(Stored items from a collection)
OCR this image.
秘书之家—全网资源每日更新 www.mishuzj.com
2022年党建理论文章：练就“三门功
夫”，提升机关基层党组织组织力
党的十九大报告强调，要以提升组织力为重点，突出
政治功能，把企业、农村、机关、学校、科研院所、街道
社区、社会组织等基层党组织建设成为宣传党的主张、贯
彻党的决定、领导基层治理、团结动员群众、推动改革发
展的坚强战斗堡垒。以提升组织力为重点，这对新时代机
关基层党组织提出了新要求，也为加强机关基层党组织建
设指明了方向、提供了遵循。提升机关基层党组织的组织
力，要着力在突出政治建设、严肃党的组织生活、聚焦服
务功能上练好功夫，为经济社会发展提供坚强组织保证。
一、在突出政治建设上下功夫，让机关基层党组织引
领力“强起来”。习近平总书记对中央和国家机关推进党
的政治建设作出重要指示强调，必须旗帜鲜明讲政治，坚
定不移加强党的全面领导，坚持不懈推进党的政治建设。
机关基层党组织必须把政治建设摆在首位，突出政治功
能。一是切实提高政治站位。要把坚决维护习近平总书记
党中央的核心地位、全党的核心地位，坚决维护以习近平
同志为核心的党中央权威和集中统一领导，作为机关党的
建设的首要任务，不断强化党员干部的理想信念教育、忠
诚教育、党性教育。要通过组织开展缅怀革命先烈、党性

[Task requirements] Copy out the whole listing exactly; please set it all down.

[Answer to the exercise]
OCR this image.
秘书之家—全网资源每日更新 www.mishuzj.com
2022年党建理论文章：练就“三门功
夫”，提升机关基层党组织组织力
党的十九大报告强调，要以提升组织力为重点，突出
政治功能，把企业、农村、机关、学校、科研院所、街道
社区、社会组织等基层党组织建设成为宣传党的主张、贯
彻党的决定、领导基层治理、团结动员群众、推动改革发
展的坚强战斗堡垒。以提升组织力为重点，这对新时代机
关基层党组织提出了新要求，也为加强机关基层党组织建
设指明了方向、提供了遵循。提升机关基层党组织的组织
力，要着力在突出政治建设、严肃党的组织生活、聚焦服
务功能上练好功夫，为经济社会发展提供坚强组织保证。
一、在突出政治建设上下功夫，让机关基层党组织引
领力“强起来”。习近平总书记对中央和国家机关推进党
的政治建设作出重要指示强调，必须旗帜鲜明讲政治，坚
定不移加强党的全面领导，坚持不懈推进党的政治建设。
机关基层党组织必须把政治建设摆在首位，突出政治功
能。一是切实提高政治站位。要把坚决维护习近平总书记
党中央的核心地位、全党的核心地位，坚决维护以习近平
同志为核心的党中央权威和集中统一领导，作为机关党的
建设的首要任务，不断强化党员干部的理想信念教育、忠
诚教育、党性教育。要通过组织开展缅怀革命先烈、党性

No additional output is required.